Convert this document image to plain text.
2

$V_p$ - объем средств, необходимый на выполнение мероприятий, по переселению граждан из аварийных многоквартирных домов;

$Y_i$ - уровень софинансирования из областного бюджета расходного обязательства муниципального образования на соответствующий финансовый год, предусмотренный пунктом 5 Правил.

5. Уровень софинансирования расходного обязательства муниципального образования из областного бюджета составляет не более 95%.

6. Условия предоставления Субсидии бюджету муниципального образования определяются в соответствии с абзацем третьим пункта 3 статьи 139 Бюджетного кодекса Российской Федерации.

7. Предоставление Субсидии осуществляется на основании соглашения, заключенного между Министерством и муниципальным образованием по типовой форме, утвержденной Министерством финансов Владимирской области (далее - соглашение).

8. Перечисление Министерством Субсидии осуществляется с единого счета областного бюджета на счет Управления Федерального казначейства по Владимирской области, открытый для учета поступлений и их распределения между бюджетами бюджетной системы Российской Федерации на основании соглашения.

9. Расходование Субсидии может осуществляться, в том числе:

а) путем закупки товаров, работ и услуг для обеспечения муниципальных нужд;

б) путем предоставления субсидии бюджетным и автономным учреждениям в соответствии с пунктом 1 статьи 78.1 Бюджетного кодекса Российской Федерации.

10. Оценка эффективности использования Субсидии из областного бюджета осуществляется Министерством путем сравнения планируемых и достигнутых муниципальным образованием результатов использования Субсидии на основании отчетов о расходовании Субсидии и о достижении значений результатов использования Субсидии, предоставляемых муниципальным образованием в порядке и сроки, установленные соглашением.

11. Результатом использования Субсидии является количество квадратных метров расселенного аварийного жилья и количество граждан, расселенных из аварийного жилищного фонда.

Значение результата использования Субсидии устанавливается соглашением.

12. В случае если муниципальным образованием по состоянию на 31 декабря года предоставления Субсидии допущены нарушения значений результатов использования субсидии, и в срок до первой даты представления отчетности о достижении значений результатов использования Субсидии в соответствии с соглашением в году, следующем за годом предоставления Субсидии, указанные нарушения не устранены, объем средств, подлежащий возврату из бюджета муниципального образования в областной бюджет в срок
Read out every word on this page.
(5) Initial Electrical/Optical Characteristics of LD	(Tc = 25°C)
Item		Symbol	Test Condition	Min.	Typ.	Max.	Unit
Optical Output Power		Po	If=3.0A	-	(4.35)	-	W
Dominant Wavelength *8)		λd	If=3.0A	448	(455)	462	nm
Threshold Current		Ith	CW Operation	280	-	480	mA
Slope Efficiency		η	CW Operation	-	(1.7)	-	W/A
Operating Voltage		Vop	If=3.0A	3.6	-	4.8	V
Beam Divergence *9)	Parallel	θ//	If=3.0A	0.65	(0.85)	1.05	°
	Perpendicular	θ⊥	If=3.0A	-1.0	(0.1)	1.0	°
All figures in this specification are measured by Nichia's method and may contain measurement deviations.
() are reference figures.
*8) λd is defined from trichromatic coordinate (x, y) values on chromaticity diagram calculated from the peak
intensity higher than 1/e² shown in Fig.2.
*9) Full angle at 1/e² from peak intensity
---
### Exercise aim
Write out all the entries exactly.

### Exercise result
Convert this document image to plain text.
2

$V_p$ - объем средств, необходимый на выполнение мероприятий, по переселению граждан из аварийных многоквартирных домов;

$Y_i$ - уровень софинансирования из областного бюджета расходного обязательства муниципального образования на соответствующий финансовый год, предусмотренный пунктом 5 Правил.

5. Уровень софинансирования расходного обязательства муниципального образования из областного бюджета составляет не более 95%.

6. Условия предоставления Субсидии бюджету муниципального образования определяются в соответствии с абзацем третьим пункта 3 статьи 139 Бюджетного кодекса Российской Федерации.

7. Предоставление Субсидии осуществляется на основании соглашения, заключенного между Министерством и муниципальным образованием по типовой форме, утвержденной Министерством финансов Владимирской области (далее - соглашение).

8. Перечисление Министерством Субсидии осуществляется с единого счета областного бюджета на счет Управления Федерального казначейства по Владимирской области, открытый для учета поступлений и их распределения между бюджетами бюджетной системы Российской Федерации на основании соглашения.

9. Расходование Субсидии может осуществляться, в том числе:

а) путем закупки товаров, работ и услуг для обеспечения муниципальных нужд;

б) путем предоставления субсидии бюджетным и автономным учреждениям в соответствии с пунктом 1 статьи 78.1 Бюджетного кодекса Российской Федерации.

10. Оценка эффективности использования Субсидии из областного бюджета осуществляется Министерством путем сравнения планируемых и достигнутых муниципальным образованием результатов использования Субсидии на основании отчетов о расходовании Субсидии и о достижении значений результатов использования Субсидии, предоставляемых муниципальным образованием в порядке и сроки, установленные соглашением.

11. Результатом использования Субсидии является количество квадратных метров расселенного аварийного жилья и количество граждан, расселенных из аварийного жилищного фонда.

Значение результата использования Субсидии устанавливается соглашением.

12. В случае если муниципальным образованием по состоянию на 31 декабря года предоставления Субсидии допущены нарушения значений результатов использования субсидии, и в срок до первой даты представления отчетности о достижении значений результатов использования Субсидии в соответствии с соглашением в году, следующем за годом предоставления Субсидии, указанные нарушения не устранены, объем средств, подлежащий возврату из бюджета муниципального образования в областной бюджет в срок
Read out every word on this page.
(5) Initial Electrical/Optical Characteristics of LD	(Tc = 25°C)
Item		Symbol	Test Condition	Min.	Typ.	Max.	Unit
Optical Output Power		Po	If=3.0A	-	(4.35)	-	W
Dominant Wavelength *8)		λd	If=3.0A	448	(455)	462	nm
Threshold Current		Ith	CW Operation	280	-	480	mA
Slope Efficiency		η	CW Operation	-	(1.7)	-	W/A
Operating Voltage		Vop	If=3.0A	3.6	-	4.8	V
Beam Divergence *9)	Parallel	θ//	If=3.0A	0.65	(0.85)	1.05	°
	Perpendicular	θ⊥	If=3.0A	-1.0	(0.1)	1.0	°
All figures in this specification are measured by Nichia's method and may contain measurement deviations.
() are reference figures.
*8) λd is defined from trichromatic coordinate (x, y) values on chromaticity diagram calculated from the peak
intensity higher than 1/e² shown in Fig.2.
*9) Full angle at 1/e² from peak intensity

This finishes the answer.